[Records that describe figures]
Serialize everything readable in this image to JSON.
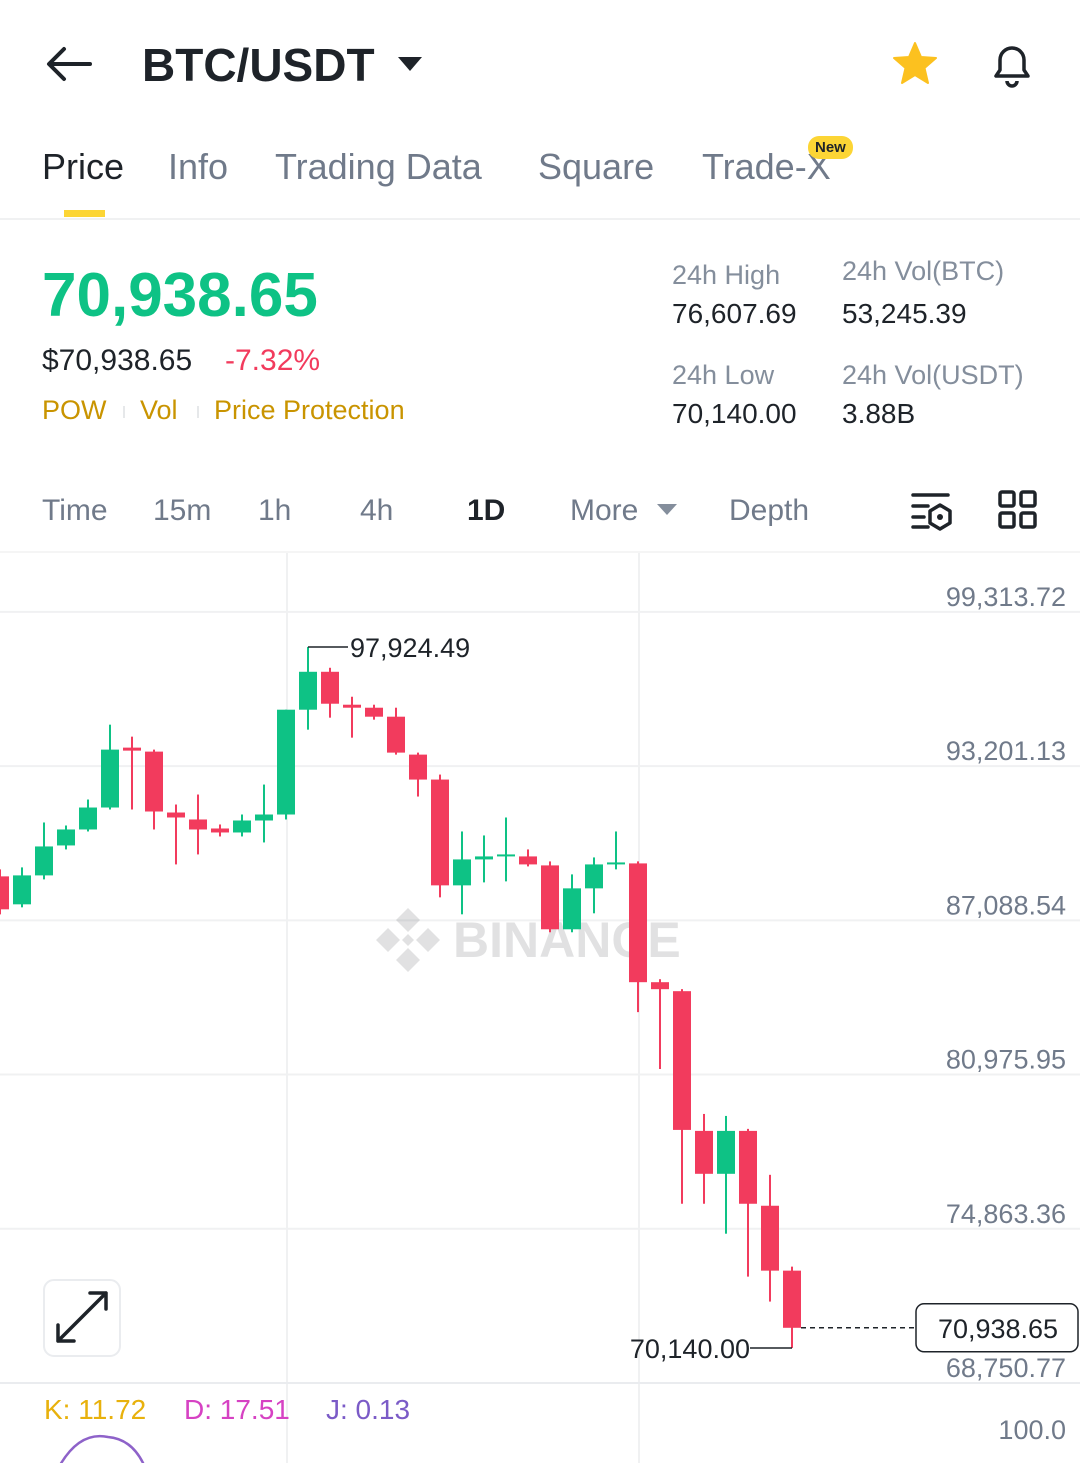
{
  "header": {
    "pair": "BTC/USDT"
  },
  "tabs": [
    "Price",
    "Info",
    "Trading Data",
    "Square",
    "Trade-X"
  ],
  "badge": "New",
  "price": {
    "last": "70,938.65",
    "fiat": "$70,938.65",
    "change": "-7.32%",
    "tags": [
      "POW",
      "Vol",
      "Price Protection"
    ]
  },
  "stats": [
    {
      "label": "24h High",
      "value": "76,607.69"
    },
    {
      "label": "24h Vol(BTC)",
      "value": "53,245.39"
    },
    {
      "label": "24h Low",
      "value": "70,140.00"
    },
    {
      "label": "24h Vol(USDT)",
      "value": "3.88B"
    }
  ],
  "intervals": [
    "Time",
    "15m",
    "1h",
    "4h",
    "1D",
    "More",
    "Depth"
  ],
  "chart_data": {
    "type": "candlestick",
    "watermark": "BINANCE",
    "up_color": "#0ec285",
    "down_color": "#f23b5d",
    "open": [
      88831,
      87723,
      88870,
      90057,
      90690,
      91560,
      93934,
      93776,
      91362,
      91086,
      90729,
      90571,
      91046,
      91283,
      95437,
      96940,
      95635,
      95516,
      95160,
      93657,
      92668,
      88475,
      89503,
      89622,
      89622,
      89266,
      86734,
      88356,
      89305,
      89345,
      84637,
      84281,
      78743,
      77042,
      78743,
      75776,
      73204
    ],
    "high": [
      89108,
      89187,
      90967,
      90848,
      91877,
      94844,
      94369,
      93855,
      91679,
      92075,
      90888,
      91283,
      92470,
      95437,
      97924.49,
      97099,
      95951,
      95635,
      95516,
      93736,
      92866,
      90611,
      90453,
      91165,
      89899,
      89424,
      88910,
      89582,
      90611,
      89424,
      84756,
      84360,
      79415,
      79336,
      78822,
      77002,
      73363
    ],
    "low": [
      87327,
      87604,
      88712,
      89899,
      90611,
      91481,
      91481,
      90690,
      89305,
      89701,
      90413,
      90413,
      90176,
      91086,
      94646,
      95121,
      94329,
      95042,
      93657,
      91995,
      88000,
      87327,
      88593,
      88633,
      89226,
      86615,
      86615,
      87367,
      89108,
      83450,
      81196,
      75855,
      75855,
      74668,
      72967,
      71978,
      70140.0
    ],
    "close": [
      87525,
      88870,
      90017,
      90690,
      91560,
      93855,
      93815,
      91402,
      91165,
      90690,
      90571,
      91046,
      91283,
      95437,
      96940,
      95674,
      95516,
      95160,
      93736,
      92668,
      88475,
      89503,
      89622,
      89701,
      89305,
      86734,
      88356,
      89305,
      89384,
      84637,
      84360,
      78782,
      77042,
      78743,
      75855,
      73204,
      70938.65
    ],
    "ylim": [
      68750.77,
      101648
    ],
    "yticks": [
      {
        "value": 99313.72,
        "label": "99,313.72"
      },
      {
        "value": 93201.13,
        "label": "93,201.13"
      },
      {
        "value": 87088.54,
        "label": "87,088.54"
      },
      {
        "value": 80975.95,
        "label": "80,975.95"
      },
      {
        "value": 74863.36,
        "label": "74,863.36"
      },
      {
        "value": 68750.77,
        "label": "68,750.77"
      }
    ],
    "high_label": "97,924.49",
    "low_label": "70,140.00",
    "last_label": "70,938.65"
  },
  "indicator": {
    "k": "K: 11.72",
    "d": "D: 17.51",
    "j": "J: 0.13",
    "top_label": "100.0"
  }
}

- **Task to carry out**: Pictures are to be left out; repeat all the remaining data exactly.

- **Solution**:
Serialize everything readable in this image to JSON.
{
  "header": {
    "pair": "BTC/USDT"
  },
  "tabs": [
    "Price",
    "Info",
    "Trading Data",
    "Square",
    "Trade-X"
  ],
  "badge": "New",
  "price": {
    "last": "70,938.65",
    "fiat": "$70,938.65",
    "change": "-7.32%",
    "tags": [
      "POW",
      "Vol",
      "Price Protection"
    ]
  },
  "stats": [
    {
      "label": "24h High",
      "value": "76,607.69"
    },
    {
      "label": "24h Vol(BTC)",
      "value": "53,245.39"
    },
    {
      "label": "24h Low",
      "value": "70,140.00"
    },
    {
      "label": "24h Vol(USDT)",
      "value": "3.88B"
    }
  ],
  "intervals": [
    "Time",
    "15m",
    "1h",
    "4h",
    "1D",
    "More",
    "Depth"
  ],
  "chart_data": {
    "type": "candlestick",
    "watermark": "BINANCE",
    "up_color": "#0ec285",
    "down_color": "#f23b5d",
    "open": [
      88831,
      87723,
      88870,
      90057,
      90690,
      91560,
      93934,
      93776,
      91362,
      91086,
      90729,
      90571,
      91046,
      91283,
      95437,
      96940,
      95635,
      95516,
      95160,
      93657,
      92668,
      88475,
      89503,
      89622,
      89622,
      89266,
      86734,
      88356,
      89305,
      89345,
      84637,
      84281,
      78743,
      77042,
      78743,
      75776,
      73204
    ],
    "high": [
      89108,
      89187,
      90967,
      90848,
      91877,
      94844,
      94369,
      93855,
      91679,
      92075,
      90888,
      91283,
      92470,
      95437,
      97924.49,
      97099,
      95951,
      95635,
      95516,
      93736,
      92866,
      90611,
      90453,
      91165,
      89899,
      89424,
      88910,
      89582,
      90611,
      89424,
      84756,
      84360,
      79415,
      79336,
      78822,
      77002,
      73363
    ],
    "low": [
      87327,
      87604,
      88712,
      89899,
      90611,
      91481,
      91481,
      90690,
      89305,
      89701,
      90413,
      90413,
      90176,
      91086,
      94646,
      95121,
      94329,
      95042,
      93657,
      91995,
      88000,
      87327,
      88593,
      88633,
      89226,
      86615,
      86615,
      87367,
      89108,
      83450,
      81196,
      75855,
      75855,
      74668,
      72967,
      71978,
      70140.0
    ],
    "close": [
      87525,
      88870,
      90017,
      90690,
      91560,
      93855,
      93815,
      91402,
      91165,
      90690,
      90571,
      91046,
      91283,
      95437,
      96940,
      95674,
      95516,
      95160,
      93736,
      92668,
      88475,
      89503,
      89622,
      89701,
      89305,
      86734,
      88356,
      89305,
      89384,
      84637,
      84360,
      78782,
      77042,
      78743,
      75855,
      73204,
      70938.65
    ],
    "ylim": [
      68750.77,
      101648
    ],
    "yticks": [
      {
        "value": 99313.72,
        "label": "99,313.72"
      },
      {
        "value": 93201.13,
        "label": "93,201.13"
      },
      {
        "value": 87088.54,
        "label": "87,088.54"
      },
      {
        "value": 80975.95,
        "label": "80,975.95"
      },
      {
        "value": 74863.36,
        "label": "74,863.36"
      },
      {
        "value": 68750.77,
        "label": "68,750.77"
      }
    ],
    "high_label": "97,924.49",
    "low_label": "70,140.00",
    "last_label": "70,938.65"
  },
  "indicator": {
    "k": "K: 11.72",
    "d": "D: 17.51",
    "j": "J: 0.13",
    "top_label": "100.0"
  }
}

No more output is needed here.